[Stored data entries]

--

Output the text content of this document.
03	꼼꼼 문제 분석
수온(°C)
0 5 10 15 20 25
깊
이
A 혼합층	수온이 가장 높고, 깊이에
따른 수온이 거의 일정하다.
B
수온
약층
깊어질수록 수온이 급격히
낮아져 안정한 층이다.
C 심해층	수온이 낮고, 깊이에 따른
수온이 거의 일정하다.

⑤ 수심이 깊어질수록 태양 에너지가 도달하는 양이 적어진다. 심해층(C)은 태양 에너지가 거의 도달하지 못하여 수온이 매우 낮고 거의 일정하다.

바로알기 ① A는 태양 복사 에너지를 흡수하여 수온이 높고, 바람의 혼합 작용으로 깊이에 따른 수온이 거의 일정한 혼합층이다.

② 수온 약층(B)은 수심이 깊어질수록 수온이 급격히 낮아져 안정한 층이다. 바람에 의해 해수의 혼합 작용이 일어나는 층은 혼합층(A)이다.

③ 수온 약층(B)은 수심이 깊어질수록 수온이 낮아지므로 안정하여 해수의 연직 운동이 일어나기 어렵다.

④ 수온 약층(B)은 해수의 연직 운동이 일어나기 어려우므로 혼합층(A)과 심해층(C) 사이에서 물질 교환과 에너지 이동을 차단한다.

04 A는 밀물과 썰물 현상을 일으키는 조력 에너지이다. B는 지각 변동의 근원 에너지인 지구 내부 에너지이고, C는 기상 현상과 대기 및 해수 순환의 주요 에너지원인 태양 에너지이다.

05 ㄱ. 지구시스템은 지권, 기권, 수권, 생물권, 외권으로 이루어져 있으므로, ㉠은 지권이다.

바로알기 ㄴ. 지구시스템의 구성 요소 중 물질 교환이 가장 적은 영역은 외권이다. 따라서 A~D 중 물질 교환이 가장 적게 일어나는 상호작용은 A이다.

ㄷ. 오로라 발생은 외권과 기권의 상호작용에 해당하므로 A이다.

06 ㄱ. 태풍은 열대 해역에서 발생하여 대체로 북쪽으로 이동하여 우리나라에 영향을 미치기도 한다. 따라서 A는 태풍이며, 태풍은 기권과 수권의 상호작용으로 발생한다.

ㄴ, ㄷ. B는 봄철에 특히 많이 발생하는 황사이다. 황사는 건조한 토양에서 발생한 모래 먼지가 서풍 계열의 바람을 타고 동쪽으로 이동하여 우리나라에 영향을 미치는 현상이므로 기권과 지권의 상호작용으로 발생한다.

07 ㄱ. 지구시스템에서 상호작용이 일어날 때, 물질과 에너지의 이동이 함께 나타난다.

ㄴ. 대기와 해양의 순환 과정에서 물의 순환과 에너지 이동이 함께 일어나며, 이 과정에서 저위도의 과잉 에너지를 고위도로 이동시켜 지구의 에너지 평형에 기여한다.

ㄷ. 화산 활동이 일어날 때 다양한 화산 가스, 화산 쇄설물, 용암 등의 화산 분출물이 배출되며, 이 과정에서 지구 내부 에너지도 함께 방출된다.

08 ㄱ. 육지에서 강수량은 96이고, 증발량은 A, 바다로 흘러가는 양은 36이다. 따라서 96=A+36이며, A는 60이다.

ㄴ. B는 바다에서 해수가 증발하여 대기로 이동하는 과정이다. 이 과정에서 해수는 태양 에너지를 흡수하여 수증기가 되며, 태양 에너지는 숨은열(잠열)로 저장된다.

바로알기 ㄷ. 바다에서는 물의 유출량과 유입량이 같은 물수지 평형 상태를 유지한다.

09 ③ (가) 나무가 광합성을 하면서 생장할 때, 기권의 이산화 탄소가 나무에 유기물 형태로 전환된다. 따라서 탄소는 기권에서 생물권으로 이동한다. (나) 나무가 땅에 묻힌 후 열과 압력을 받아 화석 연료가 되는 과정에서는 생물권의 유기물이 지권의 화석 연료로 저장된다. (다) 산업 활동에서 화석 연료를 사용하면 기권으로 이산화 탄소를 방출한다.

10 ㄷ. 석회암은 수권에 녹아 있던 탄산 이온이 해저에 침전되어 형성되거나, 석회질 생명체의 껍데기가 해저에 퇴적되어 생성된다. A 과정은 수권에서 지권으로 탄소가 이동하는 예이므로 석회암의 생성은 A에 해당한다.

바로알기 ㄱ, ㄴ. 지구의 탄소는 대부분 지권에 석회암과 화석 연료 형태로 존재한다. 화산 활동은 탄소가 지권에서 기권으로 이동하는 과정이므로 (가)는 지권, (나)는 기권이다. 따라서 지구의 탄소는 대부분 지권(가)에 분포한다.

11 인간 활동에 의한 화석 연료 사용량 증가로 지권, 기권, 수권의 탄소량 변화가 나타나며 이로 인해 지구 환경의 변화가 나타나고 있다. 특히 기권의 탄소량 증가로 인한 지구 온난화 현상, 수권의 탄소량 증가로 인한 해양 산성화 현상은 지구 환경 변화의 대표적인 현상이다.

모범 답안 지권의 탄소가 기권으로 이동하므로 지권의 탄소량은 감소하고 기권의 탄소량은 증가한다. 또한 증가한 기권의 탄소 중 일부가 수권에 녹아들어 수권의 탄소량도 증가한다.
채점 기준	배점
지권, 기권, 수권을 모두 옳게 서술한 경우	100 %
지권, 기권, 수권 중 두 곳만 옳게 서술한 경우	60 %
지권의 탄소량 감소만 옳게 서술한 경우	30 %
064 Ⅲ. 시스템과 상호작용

--

GIVEN EXERCISE:
Write out the full set of records exactly as given.

COMPLETED EXERCISE:
Output the text content of this document.
03	꼼꼼 문제 분석
수온(°C)
0 5 10 15 20 25
깊
이
A 혼합층	수온이 가장 높고, 깊이에
따른 수온이 거의 일정하다.
B
수온
약층
깊어질수록 수온이 급격히
낮아져 안정한 층이다.
C 심해층	수온이 낮고, 깊이에 따른
수온이 거의 일정하다.

⑤ 수심이 깊어질수록 태양 에너지가 도달하는 양이 적어진다. 심해층(C)은 태양 에너지가 거의 도달하지 못하여 수온이 매우 낮고 거의 일정하다.

바로알기 ① A는 태양 복사 에너지를 흡수하여 수온이 높고, 바람의 혼합 작용으로 깊이에 따른 수온이 거의 일정한 혼합층이다.

② 수온 약층(B)은 수심이 깊어질수록 수온이 급격히 낮아져 안정한 층이다. 바람에 의해 해수의 혼합 작용이 일어나는 층은 혼합층(A)이다.

③ 수온 약층(B)은 수심이 깊어질수록 수온이 낮아지므로 안정하여 해수의 연직 운동이 일어나기 어렵다.

④ 수온 약층(B)은 해수의 연직 운동이 일어나기 어려우므로 혼합층(A)과 심해층(C) 사이에서 물질 교환과 에너지 이동을 차단한다.

04 A는 밀물과 썰물 현상을 일으키는 조력 에너지이다. B는 지각 변동의 근원 에너지인 지구 내부 에너지이고, C는 기상 현상과 대기 및 해수 순환의 주요 에너지원인 태양 에너지이다.

05 ㄱ. 지구시스템은 지권, 기권, 수권, 생물권, 외권으로 이루어져 있으므로, ㉠은 지권이다.

바로알기 ㄴ. 지구시스템의 구성 요소 중 물질 교환이 가장 적은 영역은 외권이다. 따라서 A~D 중 물질 교환이 가장 적게 일어나는 상호작용은 A이다.

ㄷ. 오로라 발생은 외권과 기권의 상호작용에 해당하므로 A이다.

06 ㄱ. 태풍은 열대 해역에서 발생하여 대체로 북쪽으로 이동하여 우리나라에 영향을 미치기도 한다. 따라서 A는 태풍이며, 태풍은 기권과 수권의 상호작용으로 발생한다.

ㄴ, ㄷ. B는 봄철에 특히 많이 발생하는 황사이다. 황사는 건조한 토양에서 발생한 모래 먼지가 서풍 계열의 바람을 타고 동쪽으로 이동하여 우리나라에 영향을 미치는 현상이므로 기권과 지권의 상호작용으로 발생한다.

07 ㄱ. 지구시스템에서 상호작용이 일어날 때, 물질과 에너지의 이동이 함께 나타난다.

ㄴ. 대기와 해양의 순환 과정에서 물의 순환과 에너지 이동이 함께 일어나며, 이 과정에서 저위도의 과잉 에너지를 고위도로 이동시켜 지구의 에너지 평형에 기여한다.

ㄷ. 화산 활동이 일어날 때 다양한 화산 가스, 화산 쇄설물, 용암 등의 화산 분출물이 배출되며, 이 과정에서 지구 내부 에너지도 함께 방출된다.

08 ㄱ. 육지에서 강수량은 96이고, 증발량은 A, 바다로 흘러가는 양은 36이다. 따라서 96=A+36이며, A는 60이다.

ㄴ. B는 바다에서 해수가 증발하여 대기로 이동하는 과정이다. 이 과정에서 해수는 태양 에너지를 흡수하여 수증기가 되며, 태양 에너지는 숨은열(잠열)로 저장된다.

바로알기 ㄷ. 바다에서는 물의 유출량과 유입량이 같은 물수지 평형 상태를 유지한다.

09 ③ (가) 나무가 광합성을 하면서 생장할 때, 기권의 이산화 탄소가 나무에 유기물 형태로 전환된다. 따라서 탄소는 기권에서 생물권으로 이동한다. (나) 나무가 땅에 묻힌 후 열과 압력을 받아 화석 연료가 되는 과정에서는 생물권의 유기물이 지권의 화석 연료로 저장된다. (다) 산업 활동에서 화석 연료를 사용하면 기권으로 이산화 탄소를 방출한다.

10 ㄷ. 석회암은 수권에 녹아 있던 탄산 이온이 해저에 침전되어 형성되거나, 석회질 생명체의 껍데기가 해저에 퇴적되어 생성된다. A 과정은 수권에서 지권으로 탄소가 이동하는 예이므로 석회암의 생성은 A에 해당한다.

바로알기 ㄱ, ㄴ. 지구의 탄소는 대부분 지권에 석회암과 화석 연료 형태로 존재한다. 화산 활동은 탄소가 지권에서 기권으로 이동하는 과정이므로 (가)는 지권, (나)는 기권이다. 따라서 지구의 탄소는 대부분 지권(가)에 분포한다.

11 인간 활동에 의한 화석 연료 사용량 증가로 지권, 기권, 수권의 탄소량 변화가 나타나며 이로 인해 지구 환경의 변화가 나타나고 있다. 특히 기권의 탄소량 증가로 인한 지구 온난화 현상, 수권의 탄소량 증가로 인한 해양 산성화 현상은 지구 환경 변화의 대표적인 현상이다.

모범 답안 지권의 탄소가 기권으로 이동하므로 지권의 탄소량은 감소하고 기권의 탄소량은 증가한다. 또한 증가한 기권의 탄소 중 일부가 수권에 녹아들어 수권의 탄소량도 증가한다.
채점 기준	배점
지권, 기권, 수권을 모두 옳게 서술한 경우	100 %
지권, 기권, 수권 중 두 곳만 옳게 서술한 경우	60 %
지권의 탄소량 감소만 옳게 서술한 경우	30 %
064 Ⅲ. 시스템과 상호작용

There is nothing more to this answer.